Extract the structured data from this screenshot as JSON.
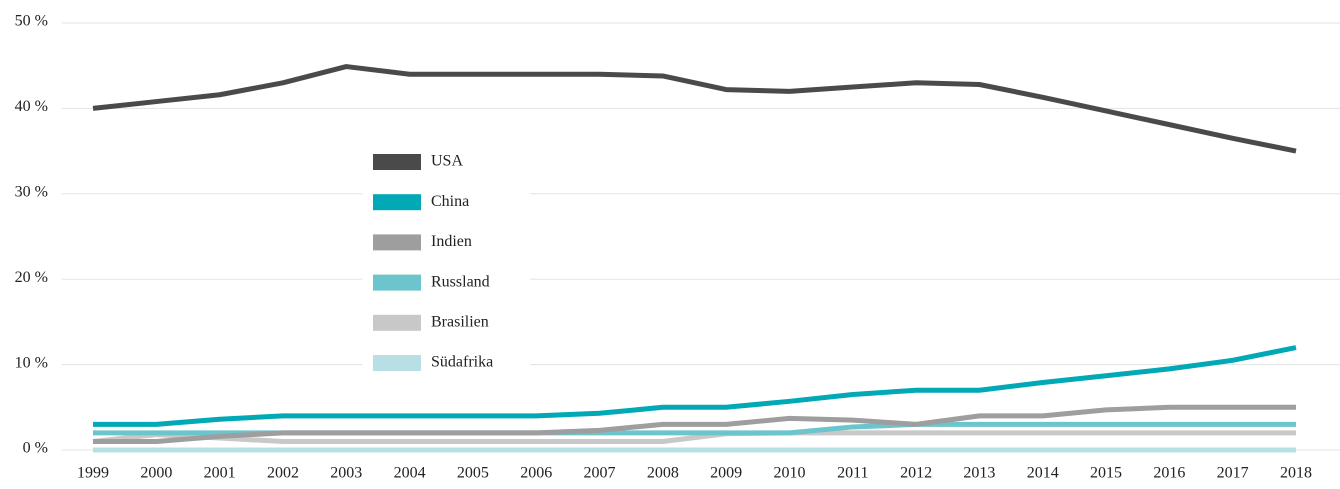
{
  "chart_data": {
    "type": "line",
    "categories": [
      "1999",
      "2000",
      "2001",
      "2002",
      "2003",
      "2004",
      "2005",
      "2006",
      "2007",
      "2008",
      "2009",
      "2010",
      "2011",
      "2012",
      "2013",
      "2014",
      "2015",
      "2016",
      "2017",
      "2018"
    ],
    "series": [
      {
        "name": "USA",
        "color": "#4a4a4a",
        "values": [
          40,
          40.8,
          41.6,
          43,
          44.9,
          44,
          44,
          44,
          44,
          43.8,
          42.2,
          42,
          42.5,
          43,
          42.8,
          41.3,
          39.7,
          38.1,
          36.5,
          35
        ]
      },
      {
        "name": "China",
        "color": "#00a9b5",
        "values": [
          3,
          3,
          3.6,
          4,
          4,
          4,
          4,
          4,
          4.3,
          5,
          5,
          5.7,
          6.5,
          7,
          7,
          7.9,
          8.7,
          9.5,
          10.5,
          12
        ]
      },
      {
        "name": "Indien",
        "color": "#9e9e9e",
        "values": [
          1,
          1,
          1.6,
          2,
          2,
          2,
          2,
          2,
          2.3,
          3,
          3,
          3.7,
          3.5,
          3,
          4,
          4,
          4.7,
          5,
          5,
          5
        ]
      },
      {
        "name": "Russland",
        "color": "#6cc5cc",
        "values": [
          2,
          2,
          2,
          2,
          2,
          2,
          2,
          2,
          2,
          2,
          2,
          2,
          2.7,
          3,
          3,
          3,
          3,
          3,
          3,
          3
        ]
      },
      {
        "name": "Brasilien",
        "color": "#c8c8c8",
        "values": [
          1,
          1.8,
          1.4,
          1,
          1,
          1,
          1,
          1,
          1,
          1,
          1.9,
          2,
          2,
          2,
          2,
          2,
          2,
          2,
          2,
          2
        ]
      },
      {
        "name": "Südafrika",
        "color": "#b8e0e4",
        "values": [
          0,
          0,
          0,
          0,
          0,
          0,
          0,
          0,
          0,
          0,
          0,
          0,
          0,
          0,
          0,
          0,
          0,
          0,
          0,
          0
        ]
      }
    ],
    "ylim": [
      0,
      50
    ],
    "yticks": [
      {
        "value": 0,
        "label": "0 %"
      },
      {
        "value": 10,
        "label": "10 %"
      },
      {
        "value": 20,
        "label": "20 %"
      },
      {
        "value": 30,
        "label": "30 %"
      },
      {
        "value": 40,
        "label": "40 %"
      },
      {
        "value": 50,
        "label": "50 %"
      }
    ],
    "grid": true
  }
}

================================

### DIRECTIONS FOR THIS TASK
Each line of the material must be retyped exactly, except that images are omitted.

### FINAL RESULT
Extract the structured data from this screenshot as JSON.
{
  "chart_data": {
    "type": "line",
    "categories": [
      "1999",
      "2000",
      "2001",
      "2002",
      "2003",
      "2004",
      "2005",
      "2006",
      "2007",
      "2008",
      "2009",
      "2010",
      "2011",
      "2012",
      "2013",
      "2014",
      "2015",
      "2016",
      "2017",
      "2018"
    ],
    "series": [
      {
        "name": "USA",
        "color": "#4a4a4a",
        "values": [
          40,
          40.8,
          41.6,
          43,
          44.9,
          44,
          44,
          44,
          44,
          43.8,
          42.2,
          42,
          42.5,
          43,
          42.8,
          41.3,
          39.7,
          38.1,
          36.5,
          35
        ]
      },
      {
        "name": "China",
        "color": "#00a9b5",
        "values": [
          3,
          3,
          3.6,
          4,
          4,
          4,
          4,
          4,
          4.3,
          5,
          5,
          5.7,
          6.5,
          7,
          7,
          7.9,
          8.7,
          9.5,
          10.5,
          12
        ]
      },
      {
        "name": "Indien",
        "color": "#9e9e9e",
        "values": [
          1,
          1,
          1.6,
          2,
          2,
          2,
          2,
          2,
          2.3,
          3,
          3,
          3.7,
          3.5,
          3,
          4,
          4,
          4.7,
          5,
          5,
          5
        ]
      },
      {
        "name": "Russland",
        "color": "#6cc5cc",
        "values": [
          2,
          2,
          2,
          2,
          2,
          2,
          2,
          2,
          2,
          2,
          2,
          2,
          2.7,
          3,
          3,
          3,
          3,
          3,
          3,
          3
        ]
      },
      {
        "name": "Brasilien",
        "color": "#c8c8c8",
        "values": [
          1,
          1.8,
          1.4,
          1,
          1,
          1,
          1,
          1,
          1,
          1,
          1.9,
          2,
          2,
          2,
          2,
          2,
          2,
          2,
          2,
          2
        ]
      },
      {
        "name": "Südafrika",
        "color": "#b8e0e4",
        "values": [
          0,
          0,
          0,
          0,
          0,
          0,
          0,
          0,
          0,
          0,
          0,
          0,
          0,
          0,
          0,
          0,
          0,
          0,
          0,
          0
        ]
      }
    ],
    "ylim": [
      0,
      50
    ],
    "yticks": [
      {
        "value": 0,
        "label": "0 %"
      },
      {
        "value": 10,
        "label": "10 %"
      },
      {
        "value": 20,
        "label": "20 %"
      },
      {
        "value": 30,
        "label": "30 %"
      },
      {
        "value": 40,
        "label": "40 %"
      },
      {
        "value": 50,
        "label": "50 %"
      }
    ],
    "grid": true
  }
}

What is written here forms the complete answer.